• [Aim of the exercise]: Exactly as they appear, output all of the entries.

— BEGIN —

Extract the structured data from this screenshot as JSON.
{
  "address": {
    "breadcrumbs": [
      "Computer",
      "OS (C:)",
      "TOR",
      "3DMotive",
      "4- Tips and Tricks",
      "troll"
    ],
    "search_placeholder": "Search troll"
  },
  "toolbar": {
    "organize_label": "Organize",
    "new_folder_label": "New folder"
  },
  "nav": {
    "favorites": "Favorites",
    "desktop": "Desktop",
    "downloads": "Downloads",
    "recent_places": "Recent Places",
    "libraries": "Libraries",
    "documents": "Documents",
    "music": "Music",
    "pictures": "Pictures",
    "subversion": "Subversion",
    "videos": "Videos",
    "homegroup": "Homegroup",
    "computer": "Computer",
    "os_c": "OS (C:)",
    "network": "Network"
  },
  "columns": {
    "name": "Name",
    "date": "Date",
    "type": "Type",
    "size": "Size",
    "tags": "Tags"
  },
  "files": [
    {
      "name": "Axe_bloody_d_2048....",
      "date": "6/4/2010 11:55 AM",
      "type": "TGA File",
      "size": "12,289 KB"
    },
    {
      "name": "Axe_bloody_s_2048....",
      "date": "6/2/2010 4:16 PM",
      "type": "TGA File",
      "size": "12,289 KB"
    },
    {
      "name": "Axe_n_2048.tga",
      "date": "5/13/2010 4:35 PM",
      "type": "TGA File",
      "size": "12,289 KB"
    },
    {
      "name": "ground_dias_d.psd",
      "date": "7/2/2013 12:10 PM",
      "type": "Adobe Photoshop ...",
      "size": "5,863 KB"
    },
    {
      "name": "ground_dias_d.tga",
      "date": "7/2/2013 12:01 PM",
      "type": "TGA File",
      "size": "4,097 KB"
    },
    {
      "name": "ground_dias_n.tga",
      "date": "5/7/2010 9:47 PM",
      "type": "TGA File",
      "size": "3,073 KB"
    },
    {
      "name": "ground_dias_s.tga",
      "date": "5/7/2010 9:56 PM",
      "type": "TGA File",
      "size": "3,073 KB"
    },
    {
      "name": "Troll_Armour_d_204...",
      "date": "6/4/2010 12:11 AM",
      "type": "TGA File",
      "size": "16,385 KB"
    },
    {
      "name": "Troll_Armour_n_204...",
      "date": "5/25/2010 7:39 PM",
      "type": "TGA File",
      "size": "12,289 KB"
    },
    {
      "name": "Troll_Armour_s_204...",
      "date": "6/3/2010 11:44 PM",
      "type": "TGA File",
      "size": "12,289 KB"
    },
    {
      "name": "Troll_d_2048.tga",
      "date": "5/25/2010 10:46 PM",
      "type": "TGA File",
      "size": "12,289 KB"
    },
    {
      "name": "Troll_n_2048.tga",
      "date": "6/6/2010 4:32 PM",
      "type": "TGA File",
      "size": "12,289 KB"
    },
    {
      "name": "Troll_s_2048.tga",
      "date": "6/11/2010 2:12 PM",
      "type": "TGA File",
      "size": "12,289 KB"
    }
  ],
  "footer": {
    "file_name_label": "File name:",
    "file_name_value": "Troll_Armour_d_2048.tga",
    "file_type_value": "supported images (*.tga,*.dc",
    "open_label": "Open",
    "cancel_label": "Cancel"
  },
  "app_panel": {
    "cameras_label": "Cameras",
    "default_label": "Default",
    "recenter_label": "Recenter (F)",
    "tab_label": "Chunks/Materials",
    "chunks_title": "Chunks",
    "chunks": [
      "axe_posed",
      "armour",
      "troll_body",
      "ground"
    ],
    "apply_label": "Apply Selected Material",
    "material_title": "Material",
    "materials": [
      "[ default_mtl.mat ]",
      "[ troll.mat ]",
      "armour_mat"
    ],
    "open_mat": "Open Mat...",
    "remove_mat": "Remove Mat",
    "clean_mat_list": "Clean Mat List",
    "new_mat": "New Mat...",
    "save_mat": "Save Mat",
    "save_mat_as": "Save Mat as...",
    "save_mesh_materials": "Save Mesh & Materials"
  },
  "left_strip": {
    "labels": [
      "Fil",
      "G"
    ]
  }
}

— END —

• [Problem solution]:
Extract the structured data from this screenshot as JSON.
{
  "address": {
    "breadcrumbs": [
      "Computer",
      "OS (C:)",
      "TOR",
      "3DMotive",
      "4- Tips and Tricks",
      "troll"
    ],
    "search_placeholder": "Search troll"
  },
  "toolbar": {
    "organize_label": "Organize",
    "new_folder_label": "New folder"
  },
  "nav": {
    "favorites": "Favorites",
    "desktop": "Desktop",
    "downloads": "Downloads",
    "recent_places": "Recent Places",
    "libraries": "Libraries",
    "documents": "Documents",
    "music": "Music",
    "pictures": "Pictures",
    "subversion": "Subversion",
    "videos": "Videos",
    "homegroup": "Homegroup",
    "computer": "Computer",
    "os_c": "OS (C:)",
    "network": "Network"
  },
  "columns": {
    "name": "Name",
    "date": "Date",
    "type": "Type",
    "size": "Size",
    "tags": "Tags"
  },
  "files": [
    {
      "name": "Axe_bloody_d_2048....",
      "date": "6/4/2010 11:55 AM",
      "type": "TGA File",
      "size": "12,289 KB"
    },
    {
      "name": "Axe_bloody_s_2048....",
      "date": "6/2/2010 4:16 PM",
      "type": "TGA File",
      "size": "12,289 KB"
    },
    {
      "name": "Axe_n_2048.tga",
      "date": "5/13/2010 4:35 PM",
      "type": "TGA File",
      "size": "12,289 KB"
    },
    {
      "name": "ground_dias_d.psd",
      "date": "7/2/2013 12:10 PM",
      "type": "Adobe Photoshop ...",
      "size": "5,863 KB"
    },
    {
      "name": "ground_dias_d.tga",
      "date": "7/2/2013 12:01 PM",
      "type": "TGA File",
      "size": "4,097 KB"
    },
    {
      "name": "ground_dias_n.tga",
      "date": "5/7/2010 9:47 PM",
      "type": "TGA File",
      "size": "3,073 KB"
    },
    {
      "name": "ground_dias_s.tga",
      "date": "5/7/2010 9:56 PM",
      "type": "TGA File",
      "size": "3,073 KB"
    },
    {
      "name": "Troll_Armour_d_204...",
      "date": "6/4/2010 12:11 AM",
      "type": "TGA File",
      "size": "16,385 KB"
    },
    {
      "name": "Troll_Armour_n_204...",
      "date": "5/25/2010 7:39 PM",
      "type": "TGA File",
      "size": "12,289 KB"
    },
    {
      "name": "Troll_Armour_s_204...",
      "date": "6/3/2010 11:44 PM",
      "type": "TGA File",
      "size": "12,289 KB"
    },
    {
      "name": "Troll_d_2048.tga",
      "date": "5/25/2010 10:46 PM",
      "type": "TGA File",
      "size": "12,289 KB"
    },
    {
      "name": "Troll_n_2048.tga",
      "date": "6/6/2010 4:32 PM",
      "type": "TGA File",
      "size": "12,289 KB"
    },
    {
      "name": "Troll_s_2048.tga",
      "date": "6/11/2010 2:12 PM",
      "type": "TGA File",
      "size": "12,289 KB"
    }
  ],
  "footer": {
    "file_name_label": "File name:",
    "file_name_value": "Troll_Armour_d_2048.tga",
    "file_type_value": "supported images (*.tga,*.dc",
    "open_label": "Open",
    "cancel_label": "Cancel"
  },
  "app_panel": {
    "cameras_label": "Cameras",
    "default_label": "Default",
    "recenter_label": "Recenter (F)",
    "tab_label": "Chunks/Materials",
    "chunks_title": "Chunks",
    "chunks": [
      "axe_posed",
      "armour",
      "troll_body",
      "ground"
    ],
    "apply_label": "Apply Selected Material",
    "material_title": "Material",
    "materials": [
      "[ default_mtl.mat ]",
      "[ troll.mat ]",
      "armour_mat"
    ],
    "open_mat": "Open Mat...",
    "remove_mat": "Remove Mat",
    "clean_mat_list": "Clean Mat List",
    "new_mat": "New Mat...",
    "save_mat": "Save Mat",
    "save_mat_as": "Save Mat as...",
    "save_mesh_materials": "Save Mesh & Materials"
  },
  "left_strip": {
    "labels": [
      "Fil",
      "G"
    ]
  }
}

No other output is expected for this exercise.